== ENTRIES SUPPLIED

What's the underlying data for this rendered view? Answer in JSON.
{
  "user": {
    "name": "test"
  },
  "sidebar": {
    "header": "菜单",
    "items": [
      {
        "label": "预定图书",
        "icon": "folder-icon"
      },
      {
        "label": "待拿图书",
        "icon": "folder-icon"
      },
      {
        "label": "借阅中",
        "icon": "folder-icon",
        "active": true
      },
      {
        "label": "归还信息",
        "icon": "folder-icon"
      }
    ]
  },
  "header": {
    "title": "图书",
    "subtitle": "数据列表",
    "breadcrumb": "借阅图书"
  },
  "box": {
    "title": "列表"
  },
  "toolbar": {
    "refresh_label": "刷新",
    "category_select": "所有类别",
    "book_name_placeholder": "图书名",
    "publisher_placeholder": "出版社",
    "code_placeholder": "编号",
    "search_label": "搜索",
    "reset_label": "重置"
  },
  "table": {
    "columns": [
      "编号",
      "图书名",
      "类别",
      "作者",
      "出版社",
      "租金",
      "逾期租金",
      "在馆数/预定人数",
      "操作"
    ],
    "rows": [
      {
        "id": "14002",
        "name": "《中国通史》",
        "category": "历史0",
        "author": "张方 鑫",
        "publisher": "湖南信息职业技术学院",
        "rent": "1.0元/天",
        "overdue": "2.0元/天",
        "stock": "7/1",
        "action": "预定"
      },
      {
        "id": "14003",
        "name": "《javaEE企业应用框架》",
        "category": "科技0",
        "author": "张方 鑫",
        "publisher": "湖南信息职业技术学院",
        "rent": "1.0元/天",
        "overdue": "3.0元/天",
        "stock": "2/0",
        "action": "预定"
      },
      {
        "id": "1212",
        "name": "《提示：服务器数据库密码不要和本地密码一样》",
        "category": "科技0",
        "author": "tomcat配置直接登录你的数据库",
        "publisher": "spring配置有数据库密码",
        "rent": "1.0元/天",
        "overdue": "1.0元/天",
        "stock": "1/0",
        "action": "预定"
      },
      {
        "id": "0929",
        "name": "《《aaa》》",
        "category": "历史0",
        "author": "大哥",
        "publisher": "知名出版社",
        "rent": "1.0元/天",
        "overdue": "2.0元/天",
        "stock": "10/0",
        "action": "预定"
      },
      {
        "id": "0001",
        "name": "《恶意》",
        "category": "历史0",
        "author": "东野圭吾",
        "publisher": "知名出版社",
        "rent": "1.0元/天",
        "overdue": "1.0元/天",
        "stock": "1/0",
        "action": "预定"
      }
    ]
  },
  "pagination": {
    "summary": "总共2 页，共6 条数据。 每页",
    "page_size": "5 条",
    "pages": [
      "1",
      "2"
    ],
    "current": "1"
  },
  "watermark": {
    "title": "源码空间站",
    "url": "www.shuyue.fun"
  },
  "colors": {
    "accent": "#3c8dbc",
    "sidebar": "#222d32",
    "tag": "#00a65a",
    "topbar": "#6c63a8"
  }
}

====
== ENTRIES SUPPLIED

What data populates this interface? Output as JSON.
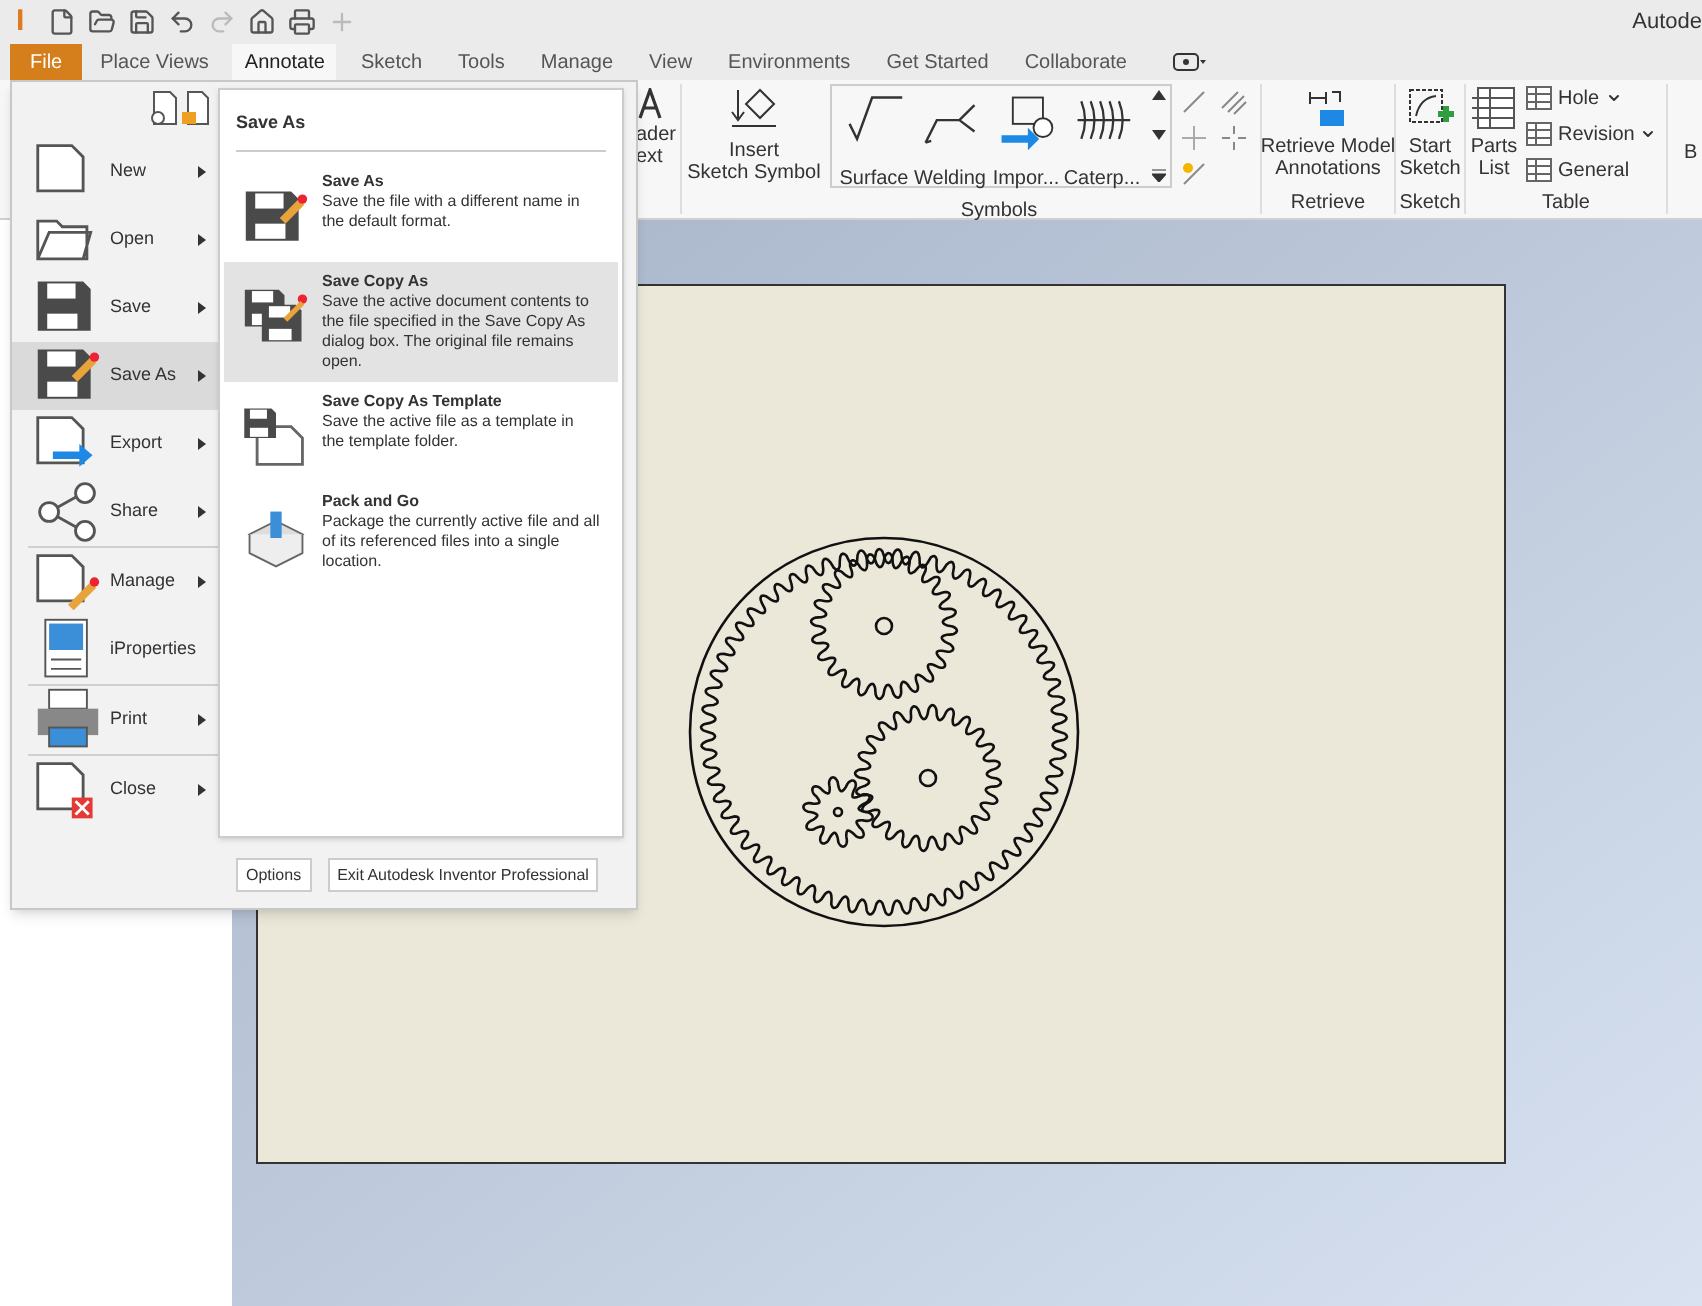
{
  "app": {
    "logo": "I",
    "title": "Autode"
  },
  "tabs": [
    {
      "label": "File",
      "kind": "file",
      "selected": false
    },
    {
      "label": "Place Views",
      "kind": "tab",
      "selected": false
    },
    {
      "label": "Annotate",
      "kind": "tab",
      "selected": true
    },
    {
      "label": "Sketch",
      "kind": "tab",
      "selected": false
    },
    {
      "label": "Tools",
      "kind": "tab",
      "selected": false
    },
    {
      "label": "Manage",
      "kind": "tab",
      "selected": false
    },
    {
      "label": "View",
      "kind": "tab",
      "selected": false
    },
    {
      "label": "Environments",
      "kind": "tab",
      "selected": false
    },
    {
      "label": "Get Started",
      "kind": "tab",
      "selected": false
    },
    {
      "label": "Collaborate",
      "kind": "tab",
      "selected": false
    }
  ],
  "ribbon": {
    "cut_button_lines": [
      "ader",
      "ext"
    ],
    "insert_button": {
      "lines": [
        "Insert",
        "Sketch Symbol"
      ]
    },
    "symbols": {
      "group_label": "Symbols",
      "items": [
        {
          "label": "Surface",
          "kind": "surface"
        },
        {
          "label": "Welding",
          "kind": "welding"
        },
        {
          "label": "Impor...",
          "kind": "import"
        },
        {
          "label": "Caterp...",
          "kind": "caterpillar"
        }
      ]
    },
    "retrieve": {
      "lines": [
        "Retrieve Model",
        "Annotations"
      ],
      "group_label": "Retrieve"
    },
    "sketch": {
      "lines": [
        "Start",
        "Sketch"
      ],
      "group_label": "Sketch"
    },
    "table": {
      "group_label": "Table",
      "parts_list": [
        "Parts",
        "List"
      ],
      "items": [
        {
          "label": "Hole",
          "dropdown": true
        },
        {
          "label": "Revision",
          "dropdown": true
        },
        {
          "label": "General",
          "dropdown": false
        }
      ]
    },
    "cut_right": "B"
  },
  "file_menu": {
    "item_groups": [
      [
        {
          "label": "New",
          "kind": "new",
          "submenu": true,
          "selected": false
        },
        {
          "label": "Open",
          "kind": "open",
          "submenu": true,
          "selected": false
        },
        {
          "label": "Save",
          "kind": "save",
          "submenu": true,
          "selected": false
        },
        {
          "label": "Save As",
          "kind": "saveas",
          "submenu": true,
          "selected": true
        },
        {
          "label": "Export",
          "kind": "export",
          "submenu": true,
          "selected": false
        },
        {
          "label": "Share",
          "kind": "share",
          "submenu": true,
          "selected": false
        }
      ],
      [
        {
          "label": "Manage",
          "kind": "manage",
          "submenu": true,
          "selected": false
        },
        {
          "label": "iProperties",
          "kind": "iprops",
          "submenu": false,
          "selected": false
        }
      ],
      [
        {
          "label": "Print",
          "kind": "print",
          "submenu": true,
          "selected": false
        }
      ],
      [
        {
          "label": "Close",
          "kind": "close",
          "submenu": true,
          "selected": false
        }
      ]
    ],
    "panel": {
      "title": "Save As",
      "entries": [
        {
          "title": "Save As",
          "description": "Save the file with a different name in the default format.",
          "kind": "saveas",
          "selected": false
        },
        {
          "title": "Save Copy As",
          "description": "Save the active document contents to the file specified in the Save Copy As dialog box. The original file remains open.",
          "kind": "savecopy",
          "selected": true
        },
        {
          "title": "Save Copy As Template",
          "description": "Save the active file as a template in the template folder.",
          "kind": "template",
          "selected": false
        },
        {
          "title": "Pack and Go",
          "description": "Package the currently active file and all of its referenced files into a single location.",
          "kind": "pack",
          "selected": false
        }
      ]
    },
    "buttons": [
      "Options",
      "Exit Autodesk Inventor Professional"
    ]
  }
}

====

(WRITTEN INSTRUCTION)
Copy every single line of the material above that holds "What".

(FULL SOLUTION)
What's the underlying data for this rendered view? Answer in JSON.
What data populates this interface? Output as JSON.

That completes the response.